Task statement → For each line below that includes the word "местного", make a copy.

Task material →

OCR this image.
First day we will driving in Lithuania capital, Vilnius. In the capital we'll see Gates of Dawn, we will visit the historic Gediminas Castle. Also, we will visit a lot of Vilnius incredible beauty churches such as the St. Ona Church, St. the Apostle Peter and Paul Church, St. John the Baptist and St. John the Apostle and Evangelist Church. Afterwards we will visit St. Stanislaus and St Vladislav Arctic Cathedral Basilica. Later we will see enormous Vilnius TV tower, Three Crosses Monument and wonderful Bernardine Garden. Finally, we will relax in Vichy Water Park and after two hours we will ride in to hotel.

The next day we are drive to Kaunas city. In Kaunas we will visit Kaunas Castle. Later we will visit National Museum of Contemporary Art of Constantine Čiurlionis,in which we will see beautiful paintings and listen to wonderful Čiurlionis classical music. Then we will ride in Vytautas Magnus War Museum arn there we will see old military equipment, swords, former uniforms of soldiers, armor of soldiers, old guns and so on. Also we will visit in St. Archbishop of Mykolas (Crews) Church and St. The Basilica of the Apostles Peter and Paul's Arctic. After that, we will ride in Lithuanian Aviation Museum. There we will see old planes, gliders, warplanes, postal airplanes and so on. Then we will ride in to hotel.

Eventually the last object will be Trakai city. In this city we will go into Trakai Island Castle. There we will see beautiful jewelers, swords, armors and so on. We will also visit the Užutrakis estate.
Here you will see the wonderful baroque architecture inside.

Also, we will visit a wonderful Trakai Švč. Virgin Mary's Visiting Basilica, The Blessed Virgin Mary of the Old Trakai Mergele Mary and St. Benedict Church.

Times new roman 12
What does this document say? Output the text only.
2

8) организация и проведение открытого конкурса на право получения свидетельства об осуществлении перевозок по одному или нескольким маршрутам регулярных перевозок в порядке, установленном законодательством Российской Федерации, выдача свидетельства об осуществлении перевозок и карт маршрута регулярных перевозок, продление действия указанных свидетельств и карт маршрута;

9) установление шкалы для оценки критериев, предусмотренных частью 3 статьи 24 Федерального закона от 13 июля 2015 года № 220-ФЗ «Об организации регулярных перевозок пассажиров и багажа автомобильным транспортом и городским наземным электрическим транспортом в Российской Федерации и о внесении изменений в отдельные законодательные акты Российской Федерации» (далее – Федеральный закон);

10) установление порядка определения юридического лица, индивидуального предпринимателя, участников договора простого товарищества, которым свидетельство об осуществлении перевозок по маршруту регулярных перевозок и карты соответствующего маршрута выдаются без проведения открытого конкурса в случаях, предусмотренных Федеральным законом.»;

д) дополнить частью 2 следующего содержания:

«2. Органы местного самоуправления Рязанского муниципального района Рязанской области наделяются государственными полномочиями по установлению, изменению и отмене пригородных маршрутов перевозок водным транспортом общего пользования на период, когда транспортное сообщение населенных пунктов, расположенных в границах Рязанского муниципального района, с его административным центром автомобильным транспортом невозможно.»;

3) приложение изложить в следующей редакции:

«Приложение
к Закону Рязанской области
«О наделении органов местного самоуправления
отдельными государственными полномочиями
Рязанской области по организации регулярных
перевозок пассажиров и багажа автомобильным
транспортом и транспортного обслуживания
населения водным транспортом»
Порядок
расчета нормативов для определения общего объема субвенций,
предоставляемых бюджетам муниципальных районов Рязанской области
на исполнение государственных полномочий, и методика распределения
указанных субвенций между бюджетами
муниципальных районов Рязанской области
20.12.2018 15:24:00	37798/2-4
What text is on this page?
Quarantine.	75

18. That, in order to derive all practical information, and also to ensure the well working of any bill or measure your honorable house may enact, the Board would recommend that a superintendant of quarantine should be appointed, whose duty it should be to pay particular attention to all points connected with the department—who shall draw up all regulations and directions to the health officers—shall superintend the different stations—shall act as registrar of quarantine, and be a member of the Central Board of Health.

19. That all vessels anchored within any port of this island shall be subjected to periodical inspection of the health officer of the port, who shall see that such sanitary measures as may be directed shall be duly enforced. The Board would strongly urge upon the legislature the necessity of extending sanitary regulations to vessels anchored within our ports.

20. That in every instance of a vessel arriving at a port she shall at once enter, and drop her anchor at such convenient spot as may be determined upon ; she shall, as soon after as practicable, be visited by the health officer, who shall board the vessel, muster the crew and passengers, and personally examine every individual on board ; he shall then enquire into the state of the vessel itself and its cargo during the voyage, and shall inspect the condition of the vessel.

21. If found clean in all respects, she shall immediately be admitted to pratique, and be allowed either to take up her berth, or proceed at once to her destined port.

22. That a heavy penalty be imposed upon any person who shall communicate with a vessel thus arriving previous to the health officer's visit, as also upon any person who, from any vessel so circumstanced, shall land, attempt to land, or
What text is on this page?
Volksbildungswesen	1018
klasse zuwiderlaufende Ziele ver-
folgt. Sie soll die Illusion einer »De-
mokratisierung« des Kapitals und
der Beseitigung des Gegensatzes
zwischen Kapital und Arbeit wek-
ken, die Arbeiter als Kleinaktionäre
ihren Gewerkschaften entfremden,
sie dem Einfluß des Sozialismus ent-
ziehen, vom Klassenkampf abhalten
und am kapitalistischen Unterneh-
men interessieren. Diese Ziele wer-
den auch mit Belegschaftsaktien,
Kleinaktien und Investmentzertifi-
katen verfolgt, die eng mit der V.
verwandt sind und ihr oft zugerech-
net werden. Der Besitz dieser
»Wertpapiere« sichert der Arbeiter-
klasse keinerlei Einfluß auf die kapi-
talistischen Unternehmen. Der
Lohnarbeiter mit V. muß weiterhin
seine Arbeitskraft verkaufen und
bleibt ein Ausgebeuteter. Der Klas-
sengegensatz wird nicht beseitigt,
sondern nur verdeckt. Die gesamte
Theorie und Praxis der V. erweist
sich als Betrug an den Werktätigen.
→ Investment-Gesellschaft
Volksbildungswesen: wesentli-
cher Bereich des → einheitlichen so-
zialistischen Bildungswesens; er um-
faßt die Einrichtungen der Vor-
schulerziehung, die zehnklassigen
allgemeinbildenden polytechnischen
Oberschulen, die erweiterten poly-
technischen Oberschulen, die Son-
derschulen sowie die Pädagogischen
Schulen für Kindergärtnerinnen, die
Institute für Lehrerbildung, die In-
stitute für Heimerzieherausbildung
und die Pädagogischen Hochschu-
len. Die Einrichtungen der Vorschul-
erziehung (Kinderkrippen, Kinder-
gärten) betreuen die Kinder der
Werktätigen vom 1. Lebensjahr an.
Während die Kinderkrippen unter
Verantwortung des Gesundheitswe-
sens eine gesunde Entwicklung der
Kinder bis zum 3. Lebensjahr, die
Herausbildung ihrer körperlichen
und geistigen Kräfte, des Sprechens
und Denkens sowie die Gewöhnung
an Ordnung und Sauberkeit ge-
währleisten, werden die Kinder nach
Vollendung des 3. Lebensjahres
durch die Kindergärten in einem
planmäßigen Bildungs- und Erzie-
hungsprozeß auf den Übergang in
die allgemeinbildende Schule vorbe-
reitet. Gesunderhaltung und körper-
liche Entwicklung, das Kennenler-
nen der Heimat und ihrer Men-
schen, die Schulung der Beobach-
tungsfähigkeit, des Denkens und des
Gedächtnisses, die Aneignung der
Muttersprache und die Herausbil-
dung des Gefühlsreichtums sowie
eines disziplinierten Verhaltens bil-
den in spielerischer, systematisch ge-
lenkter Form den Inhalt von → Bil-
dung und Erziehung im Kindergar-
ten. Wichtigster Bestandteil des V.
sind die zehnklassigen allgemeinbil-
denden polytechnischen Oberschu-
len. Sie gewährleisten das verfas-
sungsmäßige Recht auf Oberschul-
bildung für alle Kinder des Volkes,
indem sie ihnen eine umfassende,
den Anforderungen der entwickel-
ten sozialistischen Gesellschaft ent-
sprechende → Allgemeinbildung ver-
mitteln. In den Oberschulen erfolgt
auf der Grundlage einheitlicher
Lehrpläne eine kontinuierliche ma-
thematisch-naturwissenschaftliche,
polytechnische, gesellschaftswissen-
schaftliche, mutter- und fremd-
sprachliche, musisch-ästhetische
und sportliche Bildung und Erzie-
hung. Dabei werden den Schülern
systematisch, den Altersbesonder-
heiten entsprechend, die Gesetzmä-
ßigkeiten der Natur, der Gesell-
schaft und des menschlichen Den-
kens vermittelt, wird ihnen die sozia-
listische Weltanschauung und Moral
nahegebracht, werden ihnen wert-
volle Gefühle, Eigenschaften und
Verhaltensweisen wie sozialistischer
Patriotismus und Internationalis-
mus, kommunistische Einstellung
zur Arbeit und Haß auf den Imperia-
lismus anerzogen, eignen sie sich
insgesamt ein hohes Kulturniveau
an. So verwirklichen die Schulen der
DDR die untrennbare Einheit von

Solution to this task →
«2. Органы местного самоуправления Рязанского муниципального района Рязанской области наделяются государственными полномочиями по установлению, изменению и отмене пригородных маршрутов перевозок водным транспортом общего пользования на период, когда транспортное сообщение населенных пунктов, расположенных в границах Рязанского муниципального района, с его административным центром автомобильным транспортом невозможно.»;
«О наделении органов местного самоуправления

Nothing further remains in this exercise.